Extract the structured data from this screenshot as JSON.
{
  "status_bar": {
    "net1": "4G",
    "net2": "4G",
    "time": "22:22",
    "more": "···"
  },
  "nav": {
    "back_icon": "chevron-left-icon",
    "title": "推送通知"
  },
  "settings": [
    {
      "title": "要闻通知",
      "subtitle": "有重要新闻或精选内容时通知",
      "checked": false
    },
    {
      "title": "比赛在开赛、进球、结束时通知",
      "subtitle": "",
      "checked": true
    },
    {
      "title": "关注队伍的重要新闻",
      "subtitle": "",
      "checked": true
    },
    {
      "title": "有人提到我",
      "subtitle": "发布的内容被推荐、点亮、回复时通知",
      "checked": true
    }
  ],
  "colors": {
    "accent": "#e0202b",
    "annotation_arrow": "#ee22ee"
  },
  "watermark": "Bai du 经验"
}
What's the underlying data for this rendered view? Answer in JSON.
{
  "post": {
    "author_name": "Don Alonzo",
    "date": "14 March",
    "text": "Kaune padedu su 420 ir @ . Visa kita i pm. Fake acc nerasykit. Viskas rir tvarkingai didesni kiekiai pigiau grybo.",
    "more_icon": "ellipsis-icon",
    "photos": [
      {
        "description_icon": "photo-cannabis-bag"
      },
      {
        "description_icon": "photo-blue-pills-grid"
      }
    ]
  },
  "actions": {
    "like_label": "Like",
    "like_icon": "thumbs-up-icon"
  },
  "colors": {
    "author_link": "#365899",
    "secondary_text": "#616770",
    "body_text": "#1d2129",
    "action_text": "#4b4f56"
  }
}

» AIM: Copy out the whole listing, exactly as written.

» TASK RESULT:
Extract the structured data from this screenshot as JSON.
{
  "status_bar": {
    "net1": "4G",
    "net2": "4G",
    "time": "22:22",
    "more": "···"
  },
  "nav": {
    "back_icon": "chevron-left-icon",
    "title": "推送通知"
  },
  "settings": [
    {
      "title": "要闻通知",
      "subtitle": "有重要新闻或精选内容时通知",
      "checked": false
    },
    {
      "title": "比赛在开赛、进球、结束时通知",
      "subtitle": "",
      "checked": true
    },
    {
      "title": "关注队伍的重要新闻",
      "subtitle": "",
      "checked": true
    },
    {
      "title": "有人提到我",
      "subtitle": "发布的内容被推荐、点亮、回复时通知",
      "checked": true
    }
  ],
  "colors": {
    "accent": "#e0202b",
    "annotation_arrow": "#ee22ee"
  },
  "watermark": "Bai du 经验"
}
What's the underlying data for this rendered view? Answer in JSON.
{
  "post": {
    "author_name": "Don Alonzo",
    "date": "14 March",
    "text": "Kaune padedu su 420 ir @ . Visa kita i pm. Fake acc nerasykit. Viskas rir tvarkingai didesni kiekiai pigiau grybo.",
    "more_icon": "ellipsis-icon",
    "photos": [
      {
        "description_icon": "photo-cannabis-bag"
      },
      {
        "description_icon": "photo-blue-pills-grid"
      }
    ]
  },
  "actions": {
    "like_label": "Like",
    "like_icon": "thumbs-up-icon"
  },
  "colors": {
    "author_link": "#365899",
    "secondary_text": "#616770",
    "body_text": "#1d2129",
    "action_text": "#4b4f56"
  }
}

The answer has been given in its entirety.